● OBJECTIVE
Every entry must be repeated exactly. Exclude all pictures.
##### STORED ROWS
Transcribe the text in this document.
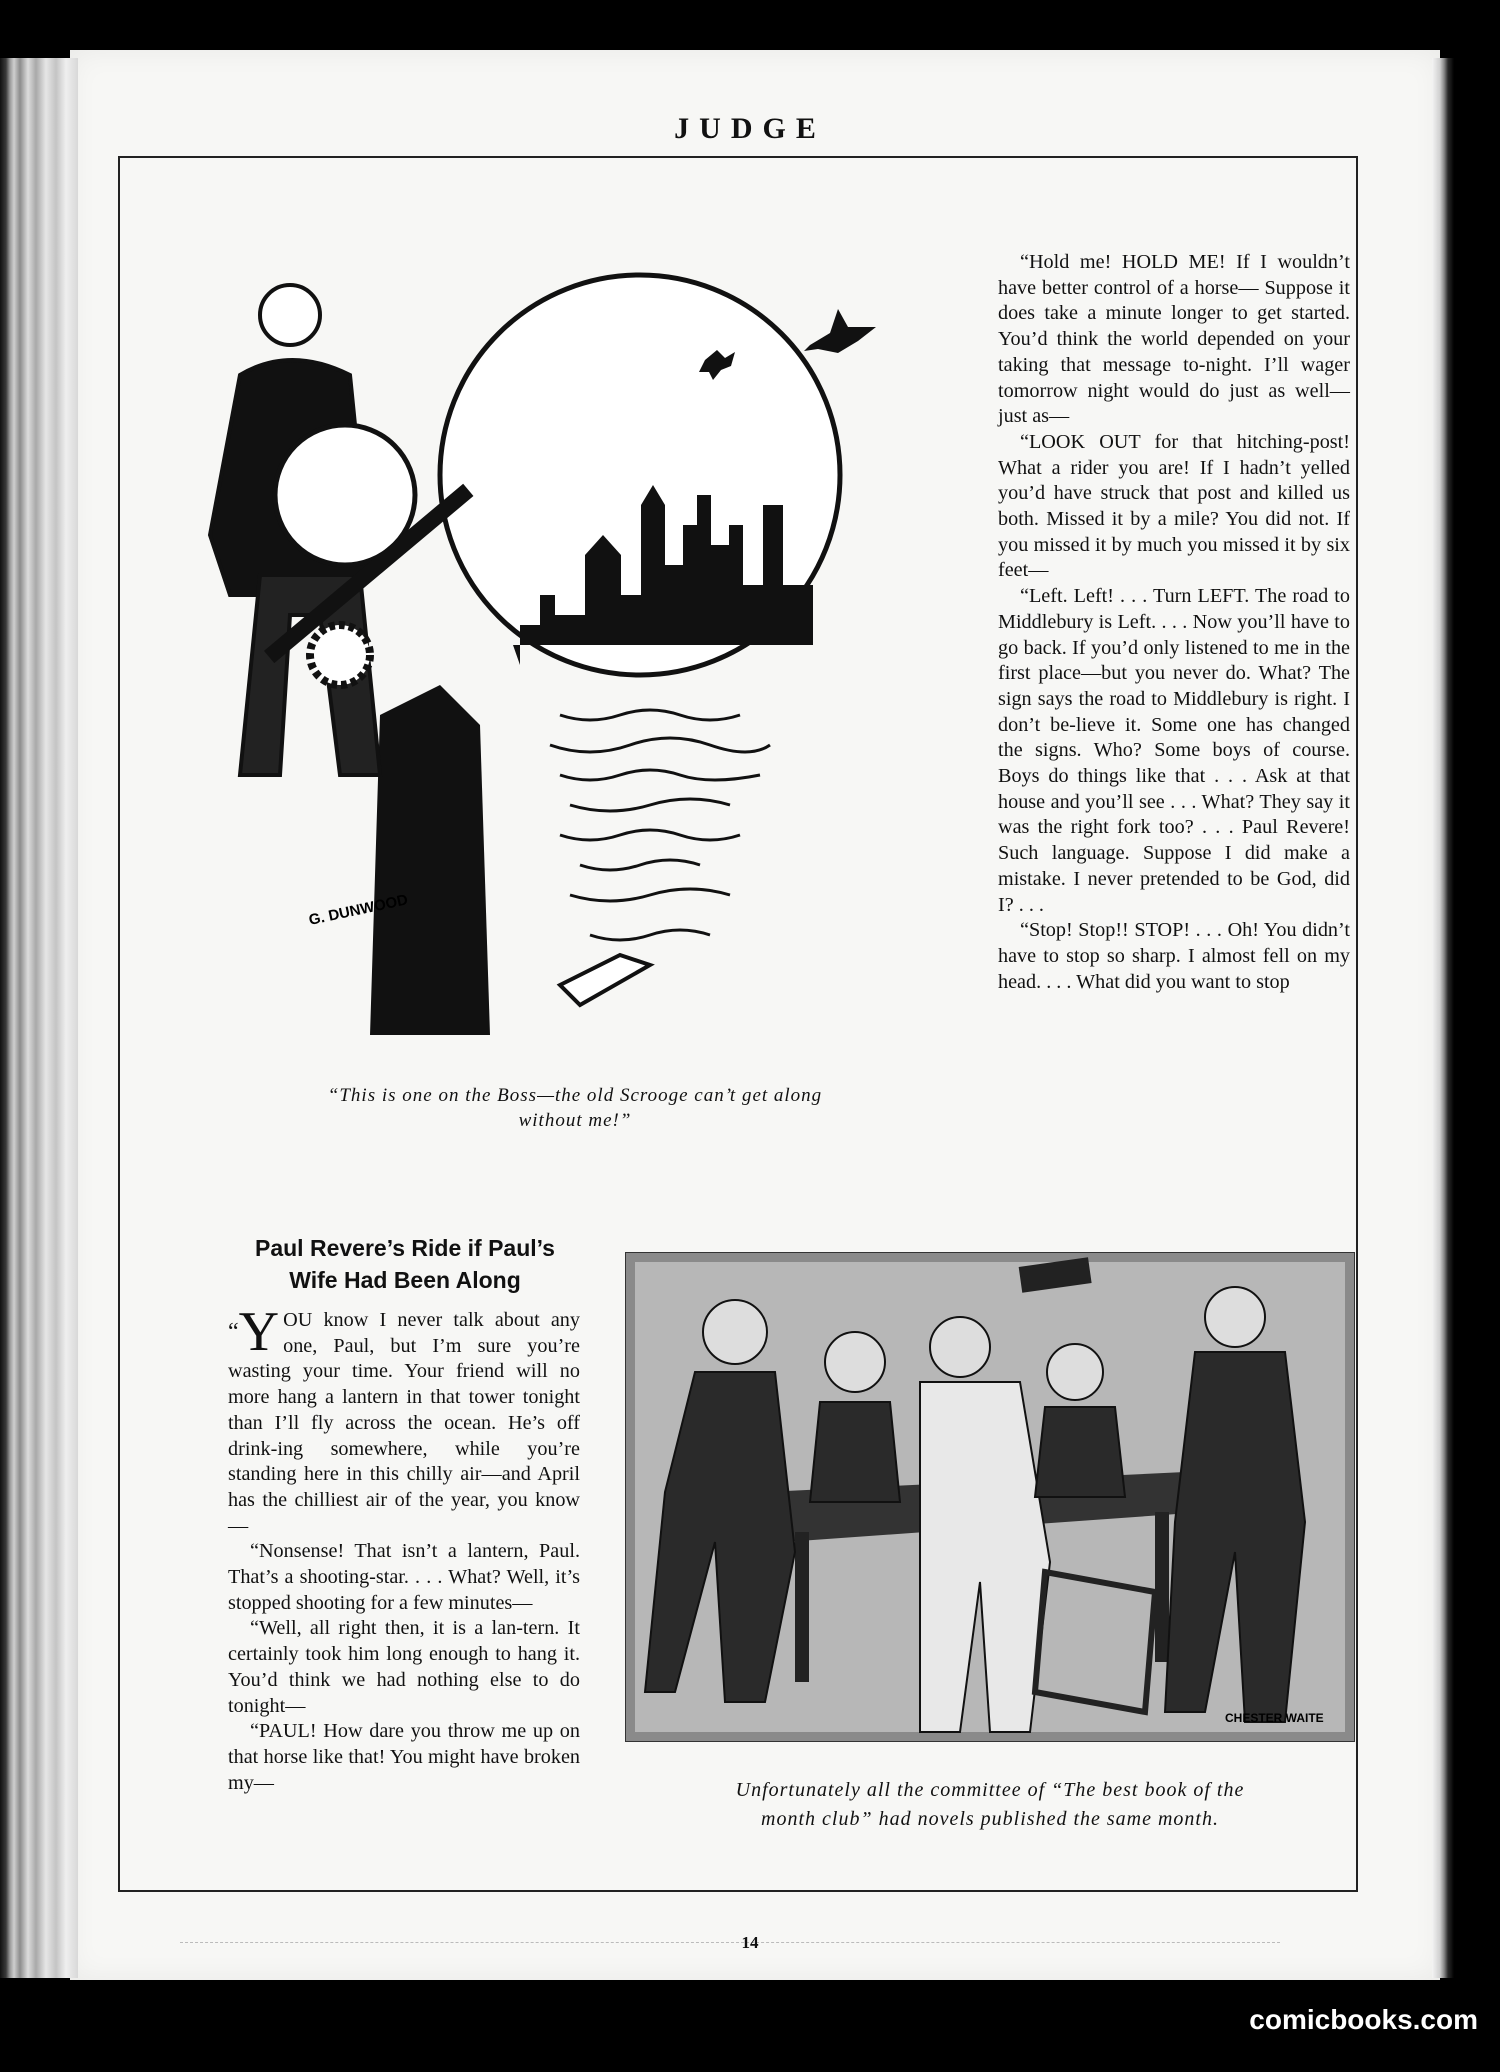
JUDGE
G. DUNWOOD
“This is one on the Boss—the old Scrooge can’t get along
without me!”

“Hold me! HOLD ME! If I wouldn’t have better control of a horse— Suppose it does take a minute longer to get started. You’d think the world depended on your taking that message to-night. I’ll wager tomorrow night would do just as well—just as—

“LOOK OUT for that hitching-post! What a rider you are! If I hadn’t yelled you’d have struck that post and killed us both. Missed it by a mile? You did not. If you missed it by much you missed it by six feet—

“Left. Left! . . . Turn LEFT. The road to Middlebury is Left. . . . Now you’ll have to go back. If you’d only listened to me in the first place—but you never do. What? The sign says the road to Middlebury is right. I don’t be-lieve it. Some one has changed the signs. Who? Some boys of course. Boys do things like that . . . Ask at that house and you’ll see . . . What? They say it was the right fork too? . . . Paul Revere! Such language. Suppose I did make a mistake. I never pretended to be God, did I? . . .

“Stop! Stop!! STOP! . . . Oh! You didn’t have to stop so sharp. I almost fell on my head. . . . What did you want to stop

Paul Revere’s Ride if Paul’s
Wife Had Been Along

“Y OU know I never talk about any one, Paul, but I’m sure you’re wasting your time. Your friend will no more hang a lantern in that tower tonight than I’ll fly across the ocean. He’s off drink-ing somewhere, while you’re standing here in this chilly air—and April has the chilliest air of the year, you know—

“Nonsense! That isn’t a lantern, Paul. That’s a shooting-star. . . . What? Well, it’s stopped shooting for a few minutes—

“Well, all right then, it is a lan-tern. It certainly took him long enough to hang it. You’d think we had nothing else to do tonight—

“PAUL! How dare you throw me up on that horse like that! You might have broken my—

CHESTER WAITE
Unfortunately all the committee of “The best book of the
month club” had novels published the same month.
14
comicbooks.com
##########
● WRITTEN RESPONSE
Transcribe the text in this document.
JUDGE
G. DUNWOOD
“This is one on the Boss—the old Scrooge can’t get along
without me!”

“Hold me! HOLD ME! If I wouldn’t have better control of a horse— Suppose it does take a minute longer to get started. You’d think the world depended on your taking that message to-night. I’ll wager tomorrow night would do just as well—just as—

“LOOK OUT for that hitching-post! What a rider you are! If I hadn’t yelled you’d have struck that post and killed us both. Missed it by a mile? You did not. If you missed it by much you missed it by six feet—

“Left. Left! . . . Turn LEFT. The road to Middlebury is Left. . . . Now you’ll have to go back. If you’d only listened to me in the first place—but you never do. What? The sign says the road to Middlebury is right. I don’t be-lieve it. Some one has changed the signs. Who? Some boys of course. Boys do things like that . . . Ask at that house and you’ll see . . . What? They say it was the right fork too? . . . Paul Revere! Such language. Suppose I did make a mistake. I never pretended to be God, did I? . . .

“Stop! Stop!! STOP! . . . Oh! You didn’t have to stop so sharp. I almost fell on my head. . . . What did you want to stop

Paul Revere’s Ride if Paul’s
Wife Had Been Along

“Y OU know I never talk about any one, Paul, but I’m sure you’re wasting your time. Your friend will no more hang a lantern in that tower tonight than I’ll fly across the ocean. He’s off drink-ing somewhere, while you’re standing here in this chilly air—and April has the chilliest air of the year, you know—

“Nonsense! That isn’t a lantern, Paul. That’s a shooting-star. . . . What? Well, it’s stopped shooting for a few minutes—

“Well, all right then, it is a lan-tern. It certainly took him long enough to hang it. You’d think we had nothing else to do tonight—

“PAUL! How dare you throw me up on that horse like that! You might have broken my—

CHESTER WAITE
Unfortunately all the committee of “The best book of the
month club” had novels published the same month.
14
comicbooks.com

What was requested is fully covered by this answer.